**Task to complete**
Report every line of the listing below that contains the string "admin", copying each such line in full.

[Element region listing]
##########

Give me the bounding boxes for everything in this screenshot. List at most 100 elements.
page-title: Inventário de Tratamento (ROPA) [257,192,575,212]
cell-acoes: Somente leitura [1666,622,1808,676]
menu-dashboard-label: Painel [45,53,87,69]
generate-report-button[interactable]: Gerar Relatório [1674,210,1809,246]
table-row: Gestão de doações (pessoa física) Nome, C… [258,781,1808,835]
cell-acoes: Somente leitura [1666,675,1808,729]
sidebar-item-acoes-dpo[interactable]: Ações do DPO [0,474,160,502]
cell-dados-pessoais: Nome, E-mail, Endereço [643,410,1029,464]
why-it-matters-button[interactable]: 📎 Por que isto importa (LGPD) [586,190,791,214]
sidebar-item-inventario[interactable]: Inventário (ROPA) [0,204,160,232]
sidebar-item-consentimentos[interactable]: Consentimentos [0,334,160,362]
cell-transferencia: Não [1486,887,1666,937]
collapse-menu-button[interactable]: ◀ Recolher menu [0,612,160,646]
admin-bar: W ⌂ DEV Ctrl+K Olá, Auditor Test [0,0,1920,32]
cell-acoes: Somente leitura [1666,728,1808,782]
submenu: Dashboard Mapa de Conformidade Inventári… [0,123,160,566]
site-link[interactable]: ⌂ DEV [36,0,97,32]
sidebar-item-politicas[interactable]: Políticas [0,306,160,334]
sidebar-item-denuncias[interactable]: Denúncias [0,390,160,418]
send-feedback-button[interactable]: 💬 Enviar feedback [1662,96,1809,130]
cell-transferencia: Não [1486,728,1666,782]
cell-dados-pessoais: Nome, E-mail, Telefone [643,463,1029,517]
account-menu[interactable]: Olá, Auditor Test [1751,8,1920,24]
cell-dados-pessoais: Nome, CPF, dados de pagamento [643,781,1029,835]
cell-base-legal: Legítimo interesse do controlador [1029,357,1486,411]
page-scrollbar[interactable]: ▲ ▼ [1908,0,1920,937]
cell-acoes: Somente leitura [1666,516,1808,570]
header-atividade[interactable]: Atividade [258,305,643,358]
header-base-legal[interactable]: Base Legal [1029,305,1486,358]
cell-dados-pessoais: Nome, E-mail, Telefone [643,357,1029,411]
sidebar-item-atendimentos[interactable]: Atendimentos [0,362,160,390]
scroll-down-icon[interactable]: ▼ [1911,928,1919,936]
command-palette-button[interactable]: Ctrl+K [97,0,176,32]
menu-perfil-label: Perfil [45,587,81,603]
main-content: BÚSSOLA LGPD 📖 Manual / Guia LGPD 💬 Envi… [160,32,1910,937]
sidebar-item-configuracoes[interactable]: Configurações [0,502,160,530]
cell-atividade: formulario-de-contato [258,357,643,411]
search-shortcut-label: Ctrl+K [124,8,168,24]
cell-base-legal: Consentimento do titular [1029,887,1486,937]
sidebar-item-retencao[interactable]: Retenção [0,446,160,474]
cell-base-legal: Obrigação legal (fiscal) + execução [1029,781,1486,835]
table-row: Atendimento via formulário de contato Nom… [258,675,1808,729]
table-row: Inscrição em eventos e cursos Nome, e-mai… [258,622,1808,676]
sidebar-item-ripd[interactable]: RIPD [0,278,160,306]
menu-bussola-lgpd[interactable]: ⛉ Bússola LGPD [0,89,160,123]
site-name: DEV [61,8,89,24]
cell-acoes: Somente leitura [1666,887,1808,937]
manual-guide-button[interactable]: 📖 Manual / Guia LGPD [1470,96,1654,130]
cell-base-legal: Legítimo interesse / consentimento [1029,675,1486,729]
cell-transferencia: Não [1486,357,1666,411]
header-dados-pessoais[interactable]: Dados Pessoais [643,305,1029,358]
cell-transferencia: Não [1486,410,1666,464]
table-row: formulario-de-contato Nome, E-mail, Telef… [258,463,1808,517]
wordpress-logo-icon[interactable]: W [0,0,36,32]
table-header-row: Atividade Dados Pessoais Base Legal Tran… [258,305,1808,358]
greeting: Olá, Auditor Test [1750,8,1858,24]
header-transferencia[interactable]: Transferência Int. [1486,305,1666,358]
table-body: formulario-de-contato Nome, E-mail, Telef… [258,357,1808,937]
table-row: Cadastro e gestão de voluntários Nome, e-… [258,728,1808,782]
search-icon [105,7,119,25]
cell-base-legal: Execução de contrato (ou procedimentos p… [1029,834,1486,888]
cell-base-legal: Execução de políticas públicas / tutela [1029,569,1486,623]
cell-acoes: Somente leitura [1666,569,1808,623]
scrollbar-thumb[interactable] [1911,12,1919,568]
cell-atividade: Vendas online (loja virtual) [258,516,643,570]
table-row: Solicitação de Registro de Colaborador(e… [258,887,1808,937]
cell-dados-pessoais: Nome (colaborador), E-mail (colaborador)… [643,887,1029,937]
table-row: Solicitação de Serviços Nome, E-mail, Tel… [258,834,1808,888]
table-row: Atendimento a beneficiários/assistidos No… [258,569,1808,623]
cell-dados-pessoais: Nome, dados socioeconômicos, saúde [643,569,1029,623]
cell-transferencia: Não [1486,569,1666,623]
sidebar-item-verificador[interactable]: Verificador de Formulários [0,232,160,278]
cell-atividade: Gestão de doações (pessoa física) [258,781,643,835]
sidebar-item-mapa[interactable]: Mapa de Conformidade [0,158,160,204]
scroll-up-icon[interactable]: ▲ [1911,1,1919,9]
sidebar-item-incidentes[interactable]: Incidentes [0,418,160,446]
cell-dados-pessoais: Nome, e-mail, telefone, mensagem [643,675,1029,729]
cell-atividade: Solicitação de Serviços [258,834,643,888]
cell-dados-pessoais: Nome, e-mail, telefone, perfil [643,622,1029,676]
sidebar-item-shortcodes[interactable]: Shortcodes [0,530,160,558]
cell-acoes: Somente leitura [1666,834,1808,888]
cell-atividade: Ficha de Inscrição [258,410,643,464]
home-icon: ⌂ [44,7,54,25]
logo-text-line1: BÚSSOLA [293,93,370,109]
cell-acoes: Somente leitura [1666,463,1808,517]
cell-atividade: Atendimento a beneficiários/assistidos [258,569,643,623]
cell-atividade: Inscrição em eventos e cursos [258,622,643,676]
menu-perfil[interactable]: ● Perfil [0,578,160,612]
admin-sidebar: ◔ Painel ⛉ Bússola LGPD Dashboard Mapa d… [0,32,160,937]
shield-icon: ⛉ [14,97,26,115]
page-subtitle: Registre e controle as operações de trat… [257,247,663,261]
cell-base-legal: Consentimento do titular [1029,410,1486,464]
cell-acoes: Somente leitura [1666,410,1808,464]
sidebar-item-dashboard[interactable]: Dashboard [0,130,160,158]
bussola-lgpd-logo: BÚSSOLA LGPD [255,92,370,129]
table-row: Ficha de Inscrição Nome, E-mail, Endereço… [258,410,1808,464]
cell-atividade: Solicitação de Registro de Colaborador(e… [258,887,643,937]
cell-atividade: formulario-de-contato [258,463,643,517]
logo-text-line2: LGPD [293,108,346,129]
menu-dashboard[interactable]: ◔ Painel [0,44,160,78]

##########

**Exercise solution**
admin-bar: W ⌂ DEV Ctrl+K Olá, Auditor Test [0,0,1920,32]
admin-sidebar: ◔ Painel ⛉ Bússola LGPD Dashboard Mapa d… [0,32,160,937]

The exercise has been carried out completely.